__Task details__:
Your task is to locate every line holding the string "message" and to copy each of them.

__Dataset entries__:
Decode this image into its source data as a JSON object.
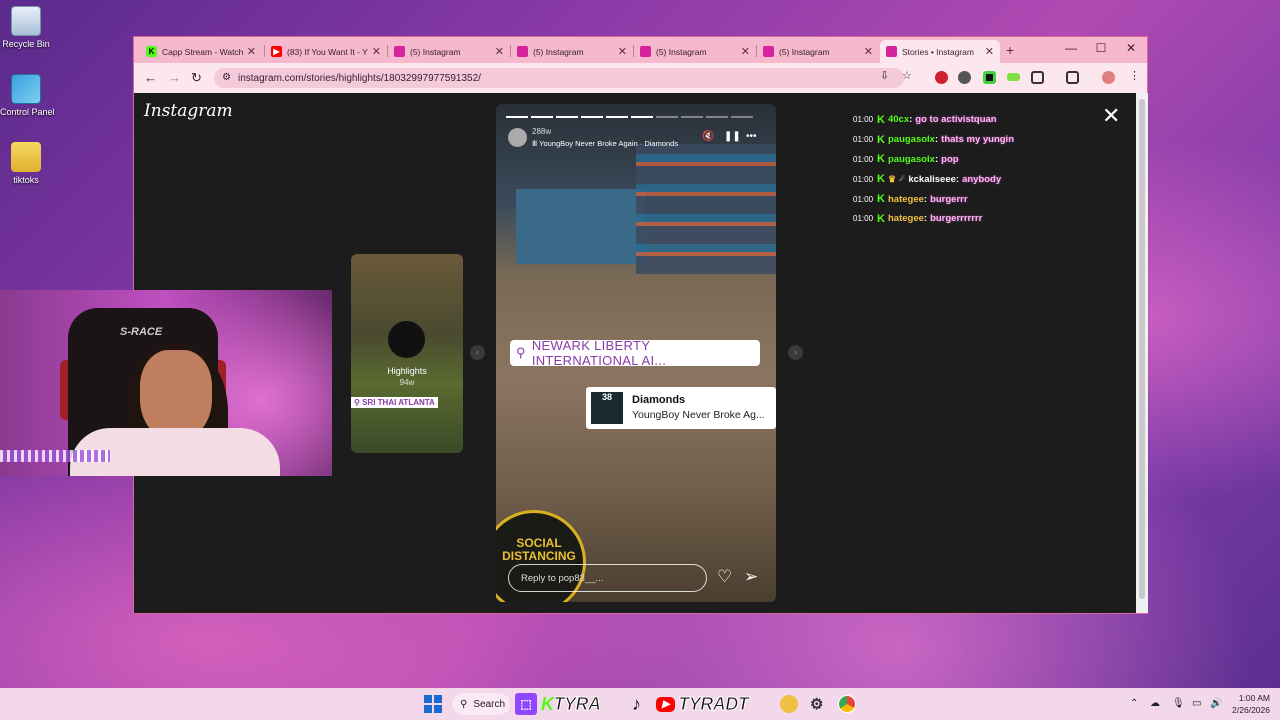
{
  "desktop": {
    "icons": [
      {
        "label": "Recycle Bin",
        "icon": "recycle-bin-icon"
      },
      {
        "label": "Control Panel",
        "icon": "control-panel-icon"
      },
      {
        "label": "tiktoks",
        "icon": "folder-icon"
      }
    ]
  },
  "browser": {
    "tabs": [
      {
        "title": "Capp Stream - Watch",
        "icon": "kick-icon",
        "color": "#53fc18"
      },
      {
        "title": "(83) If You Want It - Y",
        "icon": "youtube-icon",
        "color": "#ff0000"
      },
      {
        "title": "(5) Instagram",
        "icon": "instagram-icon",
        "color": "#d6249f"
      },
      {
        "title": "(5) Instagram",
        "icon": "instagram-icon",
        "color": "#d6249f"
      },
      {
        "title": "(5) Instagram",
        "icon": "instagram-icon",
        "color": "#d6249f"
      },
      {
        "title": "(5) Instagram",
        "icon": "instagram-icon",
        "color": "#d6249f"
      },
      {
        "title": "Stories • Instagram",
        "icon": "instagram-icon",
        "color": "#d6249f",
        "active": true
      }
    ],
    "url": "instagram.com/stories/highlights/18032997977591352/"
  },
  "instagram": {
    "logo": "Instagram",
    "side_card": {
      "label": "Highlights",
      "age": "94w",
      "location": "SRI THAI ATLANTA"
    },
    "story": {
      "time": "288w",
      "song": "YoungBoy Never Broke Again · Diamonds",
      "location_sticker": "NEWARK LIBERTY INTERNATIONAL AI...",
      "music_sticker": {
        "art_text": "38",
        "title": "Diamonds",
        "artist": "YoungBoy Never Broke Ag..."
      },
      "floor_sticker": "SOCIAL DISTANCING",
      "reply_placeholder": "Reply to pop83__..."
    }
  },
  "chat": [
    {
      "time": "01:00",
      "user": "40cx",
      "user_color": "#53fc18",
      "message": "go to activistquan"
    },
    {
      "time": "01:00",
      "user": "paugasolx",
      "user_color": "#53fc18",
      "message": "thats my yungin"
    },
    {
      "time": "01:00",
      "user": "paugasolx",
      "user_color": "#53fc18",
      "message": "pop"
    },
    {
      "time": "01:00",
      "user": "kckaliseee",
      "user_color": "#ffffff",
      "message": "anybody",
      "badges": true
    },
    {
      "time": "01:00",
      "user": "hategee",
      "user_color": "#f0c040",
      "message": "burgerrr"
    },
    {
      "time": "01:00",
      "user": "hategee",
      "user_color": "#f0c040",
      "message": "burgerrrrrrr"
    }
  ],
  "webcam": {
    "chair_brand": "S-RACE"
  },
  "taskbar": {
    "search_label": "Search",
    "kick_label": "TYRA",
    "youtube_label": "TYRADT",
    "time": "1:00 AM",
    "date": "2/26/2026"
  }
}
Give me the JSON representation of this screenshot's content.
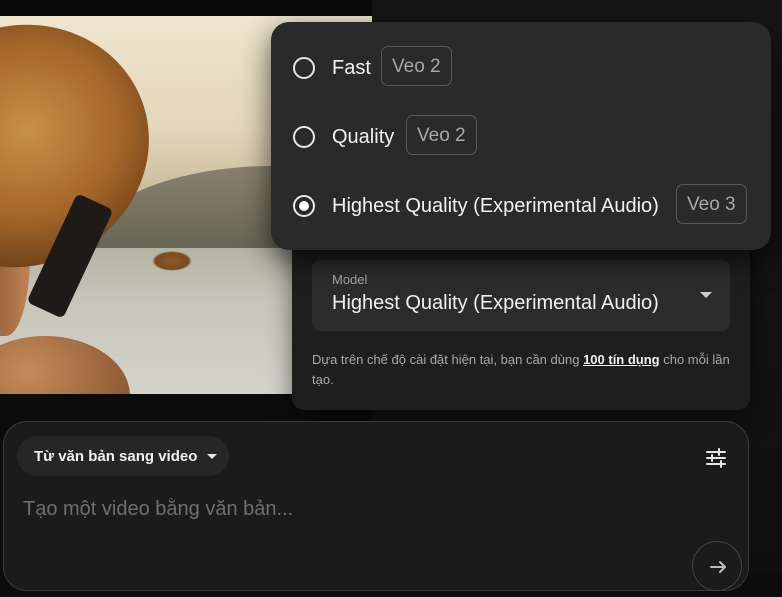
{
  "model_menu": {
    "options": [
      {
        "label": "Fast",
        "tag": "Veo 2",
        "selected": false
      },
      {
        "label": "Quality",
        "tag": "Veo 2",
        "selected": false
      },
      {
        "label": "Highest Quality (Experimental Audio)",
        "tag": "Veo 3",
        "selected": true
      }
    ]
  },
  "settings": {
    "model_label": "Model",
    "model_value": "Highest Quality (Experimental Audio)",
    "credit_prefix": "Dựa trên chế độ cài đặt hiện tại, bạn cần dùng ",
    "credit_link": "100 tín dụng",
    "credit_suffix": " cho mỗi lần tạo."
  },
  "prompt": {
    "mode_label": "Từ văn bản sang video",
    "placeholder": "Tạo một video bằng văn bản..."
  },
  "icons": {
    "tune": "tune-icon",
    "send": "arrow-right-icon",
    "caret": "chevron-down-icon"
  },
  "colors": {
    "background": "#0c0c0c",
    "panel": "#1e1e1e",
    "menu": "#2a2a2a",
    "text": "#f0f0f0",
    "muted": "#a8a8a8"
  }
}
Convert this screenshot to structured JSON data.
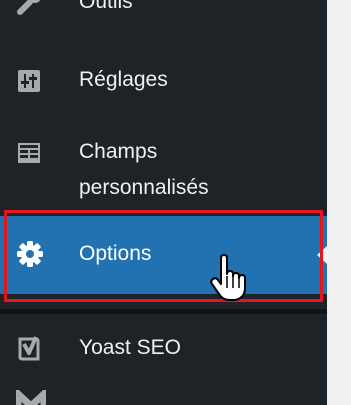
{
  "sidebar": {
    "items": [
      {
        "label": "Outils",
        "icon": "wrench-icon"
      },
      {
        "label": "Réglages",
        "icon": "settings-sliders-icon"
      },
      {
        "label": "Champs personnalisés",
        "icon": "custom-fields-icon"
      },
      {
        "label": "Options",
        "icon": "gear-icon",
        "active": true
      },
      {
        "label": "Yoast SEO",
        "icon": "yoast-icon"
      },
      {
        "label": "",
        "icon": "mailchimp-icon"
      }
    ]
  },
  "colors": {
    "sidebar_background": "#1d2327",
    "active_background": "#2271b1",
    "highlight_frame": "#e4151f",
    "page_background": "#f0f0f1",
    "text": "#f0f0f1"
  },
  "cursor": {
    "type": "hand-pointer"
  }
}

__Result__:
      "message": "go to activistquan"
      "message": "thats my yungin"
      "message": "pop"
      "message": "anybody",
      "message": "burgerrr"
      "message": "burgerrrrrrr"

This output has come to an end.